PROVIDED DATA>
## Begin
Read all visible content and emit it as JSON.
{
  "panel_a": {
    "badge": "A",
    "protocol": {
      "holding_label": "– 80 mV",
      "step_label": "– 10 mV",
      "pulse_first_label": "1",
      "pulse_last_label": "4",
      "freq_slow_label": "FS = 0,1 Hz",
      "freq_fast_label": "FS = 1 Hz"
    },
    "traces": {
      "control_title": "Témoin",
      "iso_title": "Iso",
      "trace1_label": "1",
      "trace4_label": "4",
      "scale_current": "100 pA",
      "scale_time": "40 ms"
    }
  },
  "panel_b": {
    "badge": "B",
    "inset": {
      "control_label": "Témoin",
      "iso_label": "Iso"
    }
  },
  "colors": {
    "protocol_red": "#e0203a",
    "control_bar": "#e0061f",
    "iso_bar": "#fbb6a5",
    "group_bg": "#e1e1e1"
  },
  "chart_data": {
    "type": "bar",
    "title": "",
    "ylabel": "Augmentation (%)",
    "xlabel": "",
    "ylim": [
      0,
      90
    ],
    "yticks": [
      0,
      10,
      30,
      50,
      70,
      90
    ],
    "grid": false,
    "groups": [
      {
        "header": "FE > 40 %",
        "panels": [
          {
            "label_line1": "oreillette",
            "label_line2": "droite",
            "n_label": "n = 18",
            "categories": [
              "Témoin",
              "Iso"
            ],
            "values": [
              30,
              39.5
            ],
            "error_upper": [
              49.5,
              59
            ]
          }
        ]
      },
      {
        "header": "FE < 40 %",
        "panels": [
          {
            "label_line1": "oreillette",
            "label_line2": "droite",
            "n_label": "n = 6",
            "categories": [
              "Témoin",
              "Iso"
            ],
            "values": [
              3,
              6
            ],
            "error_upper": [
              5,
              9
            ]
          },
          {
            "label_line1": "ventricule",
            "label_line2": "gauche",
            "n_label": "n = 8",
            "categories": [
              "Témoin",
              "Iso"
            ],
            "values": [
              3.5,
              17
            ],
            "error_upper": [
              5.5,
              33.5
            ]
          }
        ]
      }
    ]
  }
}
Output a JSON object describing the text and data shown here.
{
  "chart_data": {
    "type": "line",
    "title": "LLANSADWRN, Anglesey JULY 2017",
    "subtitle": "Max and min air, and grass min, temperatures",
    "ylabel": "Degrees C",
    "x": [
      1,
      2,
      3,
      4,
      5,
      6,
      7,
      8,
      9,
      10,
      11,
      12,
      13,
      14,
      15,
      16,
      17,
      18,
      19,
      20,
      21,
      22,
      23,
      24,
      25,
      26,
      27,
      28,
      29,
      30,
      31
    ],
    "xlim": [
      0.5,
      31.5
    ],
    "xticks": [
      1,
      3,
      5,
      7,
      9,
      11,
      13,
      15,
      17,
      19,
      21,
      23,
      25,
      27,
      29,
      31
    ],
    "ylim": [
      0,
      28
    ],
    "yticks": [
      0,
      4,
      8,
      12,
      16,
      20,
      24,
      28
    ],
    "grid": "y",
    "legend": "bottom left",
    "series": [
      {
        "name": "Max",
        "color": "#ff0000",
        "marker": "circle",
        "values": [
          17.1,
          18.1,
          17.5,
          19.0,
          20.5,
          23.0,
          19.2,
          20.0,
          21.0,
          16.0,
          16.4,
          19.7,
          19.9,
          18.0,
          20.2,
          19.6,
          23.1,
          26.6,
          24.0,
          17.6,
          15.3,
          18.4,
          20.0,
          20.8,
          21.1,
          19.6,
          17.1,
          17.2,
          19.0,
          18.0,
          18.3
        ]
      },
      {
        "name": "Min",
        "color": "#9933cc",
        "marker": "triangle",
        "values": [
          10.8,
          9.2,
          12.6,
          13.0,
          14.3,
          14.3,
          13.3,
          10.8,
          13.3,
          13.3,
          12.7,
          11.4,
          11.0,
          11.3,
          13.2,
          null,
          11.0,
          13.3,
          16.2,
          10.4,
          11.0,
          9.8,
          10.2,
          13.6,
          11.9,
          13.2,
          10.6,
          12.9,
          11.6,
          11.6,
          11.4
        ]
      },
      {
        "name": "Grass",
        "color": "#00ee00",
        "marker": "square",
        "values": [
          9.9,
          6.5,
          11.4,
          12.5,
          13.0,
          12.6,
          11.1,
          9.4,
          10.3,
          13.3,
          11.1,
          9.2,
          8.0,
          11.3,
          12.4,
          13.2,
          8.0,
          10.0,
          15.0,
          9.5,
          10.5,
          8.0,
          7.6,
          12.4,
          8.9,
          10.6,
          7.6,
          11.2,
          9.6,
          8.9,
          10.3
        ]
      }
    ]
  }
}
## End
REQUIREMENT> Tell how many lines hold the string "marker", giving the number and nothing else.

REPLY> 3